/---

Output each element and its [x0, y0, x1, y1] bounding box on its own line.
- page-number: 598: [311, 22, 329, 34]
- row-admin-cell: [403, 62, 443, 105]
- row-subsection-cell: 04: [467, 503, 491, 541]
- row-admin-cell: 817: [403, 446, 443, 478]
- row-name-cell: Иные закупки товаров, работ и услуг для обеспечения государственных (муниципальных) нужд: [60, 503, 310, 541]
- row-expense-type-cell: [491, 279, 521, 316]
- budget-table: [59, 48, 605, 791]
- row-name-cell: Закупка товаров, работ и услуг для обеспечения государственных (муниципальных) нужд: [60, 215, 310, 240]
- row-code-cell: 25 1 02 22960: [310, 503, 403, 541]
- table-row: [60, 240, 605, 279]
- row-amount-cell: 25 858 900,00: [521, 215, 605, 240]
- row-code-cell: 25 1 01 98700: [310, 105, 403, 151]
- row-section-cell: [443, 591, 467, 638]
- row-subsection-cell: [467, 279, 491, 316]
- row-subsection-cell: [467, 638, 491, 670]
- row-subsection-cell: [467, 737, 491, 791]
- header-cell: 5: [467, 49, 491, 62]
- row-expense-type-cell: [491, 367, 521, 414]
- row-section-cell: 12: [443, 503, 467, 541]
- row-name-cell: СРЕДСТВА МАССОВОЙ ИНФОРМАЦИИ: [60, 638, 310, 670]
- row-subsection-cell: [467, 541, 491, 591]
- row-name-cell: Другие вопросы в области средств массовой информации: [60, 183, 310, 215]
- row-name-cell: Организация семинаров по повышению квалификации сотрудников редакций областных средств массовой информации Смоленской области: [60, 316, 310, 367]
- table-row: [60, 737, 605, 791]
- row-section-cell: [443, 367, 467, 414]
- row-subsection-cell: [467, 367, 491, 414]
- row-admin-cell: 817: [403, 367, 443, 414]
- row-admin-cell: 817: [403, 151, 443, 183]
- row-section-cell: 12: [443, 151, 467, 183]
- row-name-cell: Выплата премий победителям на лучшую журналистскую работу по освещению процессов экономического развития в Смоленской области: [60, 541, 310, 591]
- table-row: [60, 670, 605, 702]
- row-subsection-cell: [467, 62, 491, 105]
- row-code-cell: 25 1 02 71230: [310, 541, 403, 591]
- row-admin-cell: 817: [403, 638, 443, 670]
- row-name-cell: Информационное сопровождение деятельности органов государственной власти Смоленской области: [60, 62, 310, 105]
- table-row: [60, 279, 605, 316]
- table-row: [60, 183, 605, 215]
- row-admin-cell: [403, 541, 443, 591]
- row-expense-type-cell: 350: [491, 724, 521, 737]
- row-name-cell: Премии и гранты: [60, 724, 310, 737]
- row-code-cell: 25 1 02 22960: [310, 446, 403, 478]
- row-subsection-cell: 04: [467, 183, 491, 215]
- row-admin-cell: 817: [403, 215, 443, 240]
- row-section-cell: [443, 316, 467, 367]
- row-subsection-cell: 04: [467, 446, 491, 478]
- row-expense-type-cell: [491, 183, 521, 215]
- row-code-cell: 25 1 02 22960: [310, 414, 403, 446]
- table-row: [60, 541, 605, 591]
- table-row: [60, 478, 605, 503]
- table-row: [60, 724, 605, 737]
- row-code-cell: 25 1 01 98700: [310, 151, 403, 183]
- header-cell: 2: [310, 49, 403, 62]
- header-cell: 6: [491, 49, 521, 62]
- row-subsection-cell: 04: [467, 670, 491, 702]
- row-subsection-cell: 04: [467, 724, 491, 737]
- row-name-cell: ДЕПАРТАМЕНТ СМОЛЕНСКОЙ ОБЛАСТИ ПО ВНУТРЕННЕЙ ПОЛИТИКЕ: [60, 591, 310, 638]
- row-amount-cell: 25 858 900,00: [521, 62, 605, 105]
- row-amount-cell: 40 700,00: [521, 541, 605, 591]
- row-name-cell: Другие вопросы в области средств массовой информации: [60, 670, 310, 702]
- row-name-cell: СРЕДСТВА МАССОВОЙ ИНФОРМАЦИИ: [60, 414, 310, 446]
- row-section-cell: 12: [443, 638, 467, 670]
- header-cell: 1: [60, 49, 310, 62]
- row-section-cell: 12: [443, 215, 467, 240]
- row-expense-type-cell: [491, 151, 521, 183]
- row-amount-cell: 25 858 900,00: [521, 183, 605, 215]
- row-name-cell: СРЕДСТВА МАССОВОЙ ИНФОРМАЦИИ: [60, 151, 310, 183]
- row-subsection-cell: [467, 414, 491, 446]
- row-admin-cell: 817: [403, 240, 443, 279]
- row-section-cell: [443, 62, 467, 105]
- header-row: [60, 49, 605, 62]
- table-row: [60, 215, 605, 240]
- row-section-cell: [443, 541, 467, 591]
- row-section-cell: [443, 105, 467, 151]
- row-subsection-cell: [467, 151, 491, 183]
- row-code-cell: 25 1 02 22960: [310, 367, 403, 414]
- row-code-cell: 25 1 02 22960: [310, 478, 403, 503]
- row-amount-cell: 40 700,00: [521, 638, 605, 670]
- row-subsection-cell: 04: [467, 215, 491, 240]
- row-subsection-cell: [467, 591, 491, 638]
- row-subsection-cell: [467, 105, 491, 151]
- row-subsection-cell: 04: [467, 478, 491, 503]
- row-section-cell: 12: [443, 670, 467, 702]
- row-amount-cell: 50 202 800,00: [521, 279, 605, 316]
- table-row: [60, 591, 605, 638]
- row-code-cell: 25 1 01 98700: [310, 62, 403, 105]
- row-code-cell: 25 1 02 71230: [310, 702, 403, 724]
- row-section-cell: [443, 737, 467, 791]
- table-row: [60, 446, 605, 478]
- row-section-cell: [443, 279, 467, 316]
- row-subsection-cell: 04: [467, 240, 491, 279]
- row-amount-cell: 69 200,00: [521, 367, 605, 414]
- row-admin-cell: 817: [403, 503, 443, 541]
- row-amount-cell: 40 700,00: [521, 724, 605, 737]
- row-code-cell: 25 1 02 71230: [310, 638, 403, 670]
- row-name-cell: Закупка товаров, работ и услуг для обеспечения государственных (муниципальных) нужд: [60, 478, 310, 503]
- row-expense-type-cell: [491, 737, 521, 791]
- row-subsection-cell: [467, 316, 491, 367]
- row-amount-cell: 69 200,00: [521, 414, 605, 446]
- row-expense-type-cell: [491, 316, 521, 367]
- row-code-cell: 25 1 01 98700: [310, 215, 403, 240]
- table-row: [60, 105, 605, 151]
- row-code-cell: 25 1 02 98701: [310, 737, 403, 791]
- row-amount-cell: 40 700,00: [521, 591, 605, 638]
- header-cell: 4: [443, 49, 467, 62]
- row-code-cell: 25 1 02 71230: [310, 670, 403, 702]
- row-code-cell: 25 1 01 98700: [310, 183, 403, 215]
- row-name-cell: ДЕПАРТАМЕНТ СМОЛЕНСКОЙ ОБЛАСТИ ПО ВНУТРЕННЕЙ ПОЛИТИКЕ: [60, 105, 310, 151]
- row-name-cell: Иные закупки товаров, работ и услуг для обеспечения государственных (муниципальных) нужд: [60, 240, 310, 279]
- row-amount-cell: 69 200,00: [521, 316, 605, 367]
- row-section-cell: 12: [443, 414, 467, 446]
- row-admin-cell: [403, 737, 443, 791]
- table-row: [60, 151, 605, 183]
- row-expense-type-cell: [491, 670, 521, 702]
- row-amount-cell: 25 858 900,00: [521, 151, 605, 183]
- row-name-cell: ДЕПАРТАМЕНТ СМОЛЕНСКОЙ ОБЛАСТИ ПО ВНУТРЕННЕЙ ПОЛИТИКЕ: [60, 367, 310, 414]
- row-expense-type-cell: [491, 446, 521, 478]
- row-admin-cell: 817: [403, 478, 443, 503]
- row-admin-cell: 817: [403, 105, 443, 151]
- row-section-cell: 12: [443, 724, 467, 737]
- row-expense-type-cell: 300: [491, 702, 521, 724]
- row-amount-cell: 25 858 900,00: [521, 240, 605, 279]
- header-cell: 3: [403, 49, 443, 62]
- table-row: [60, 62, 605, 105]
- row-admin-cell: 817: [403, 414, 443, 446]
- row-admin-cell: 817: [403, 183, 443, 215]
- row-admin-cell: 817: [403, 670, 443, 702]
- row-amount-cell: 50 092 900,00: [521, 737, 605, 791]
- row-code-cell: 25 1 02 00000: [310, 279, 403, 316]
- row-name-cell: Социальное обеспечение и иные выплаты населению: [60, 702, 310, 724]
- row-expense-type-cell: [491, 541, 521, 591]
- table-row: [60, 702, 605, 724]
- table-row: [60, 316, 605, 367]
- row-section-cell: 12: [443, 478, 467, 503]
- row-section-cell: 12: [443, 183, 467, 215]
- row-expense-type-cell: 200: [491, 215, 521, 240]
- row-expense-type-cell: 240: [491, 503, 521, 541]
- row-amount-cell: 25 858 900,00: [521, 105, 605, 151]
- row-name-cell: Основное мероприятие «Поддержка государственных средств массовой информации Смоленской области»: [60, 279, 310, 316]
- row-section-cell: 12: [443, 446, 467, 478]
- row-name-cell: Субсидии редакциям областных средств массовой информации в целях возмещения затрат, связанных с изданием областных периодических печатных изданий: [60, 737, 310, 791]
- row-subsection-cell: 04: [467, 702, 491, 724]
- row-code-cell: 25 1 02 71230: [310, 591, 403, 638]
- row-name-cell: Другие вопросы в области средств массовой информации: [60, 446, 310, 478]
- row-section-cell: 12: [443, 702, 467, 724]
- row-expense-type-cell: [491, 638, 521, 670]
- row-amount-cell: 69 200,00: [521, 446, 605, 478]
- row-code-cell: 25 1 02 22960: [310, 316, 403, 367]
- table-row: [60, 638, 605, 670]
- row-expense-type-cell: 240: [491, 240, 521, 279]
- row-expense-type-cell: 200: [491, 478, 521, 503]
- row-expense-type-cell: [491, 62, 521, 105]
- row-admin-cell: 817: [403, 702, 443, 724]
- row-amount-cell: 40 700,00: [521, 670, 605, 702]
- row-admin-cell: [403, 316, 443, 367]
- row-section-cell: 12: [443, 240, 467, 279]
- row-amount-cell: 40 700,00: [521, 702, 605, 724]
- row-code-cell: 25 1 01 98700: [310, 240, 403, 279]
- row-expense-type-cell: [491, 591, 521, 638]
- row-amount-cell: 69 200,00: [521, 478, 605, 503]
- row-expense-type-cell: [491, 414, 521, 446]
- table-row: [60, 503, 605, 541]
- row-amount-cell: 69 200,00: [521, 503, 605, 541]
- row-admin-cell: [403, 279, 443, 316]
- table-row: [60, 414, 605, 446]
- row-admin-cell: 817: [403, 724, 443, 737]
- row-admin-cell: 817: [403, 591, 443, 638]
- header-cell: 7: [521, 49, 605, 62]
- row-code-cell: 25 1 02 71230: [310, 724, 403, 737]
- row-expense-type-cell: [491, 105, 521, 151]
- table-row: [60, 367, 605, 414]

\---

:: SET EXERCISE ::
Copy out the rows above word for word, starting with the very first line and ending with the line that contains "- row-expense-type-cell: [491, 367, 521, 414]", with both of those lines included.

:: SOLUTION FOR THIS EXERCISE ::
Output each element and its [x0, y0, x1, y1] bounding box on its own line.
- page-number: 598: [311, 22, 329, 34]
- row-admin-cell: [403, 62, 443, 105]
- row-subsection-cell: 04: [467, 503, 491, 541]
- row-admin-cell: 817: [403, 446, 443, 478]
- row-name-cell: Иные закупки товаров, работ и услуг для обеспечения государственных (муниципальных) нужд: [60, 503, 310, 541]
- row-expense-type-cell: [491, 279, 521, 316]
- budget-table: [59, 48, 605, 791]
- row-name-cell: Закупка товаров, работ и услуг для обеспечения государственных (муниципальных) нужд: [60, 215, 310, 240]
- row-code-cell: 25 1 02 22960: [310, 503, 403, 541]
- table-row: [60, 240, 605, 279]
- row-amount-cell: 25 858 900,00: [521, 215, 605, 240]
- row-code-cell: 25 1 01 98700: [310, 105, 403, 151]
- row-section-cell: [443, 591, 467, 638]
- row-subsection-cell: [467, 279, 491, 316]
- row-subsection-cell: [467, 638, 491, 670]
- row-subsection-cell: [467, 737, 491, 791]
- header-cell: 5: [467, 49, 491, 62]
- row-expense-type-cell: [491, 367, 521, 414]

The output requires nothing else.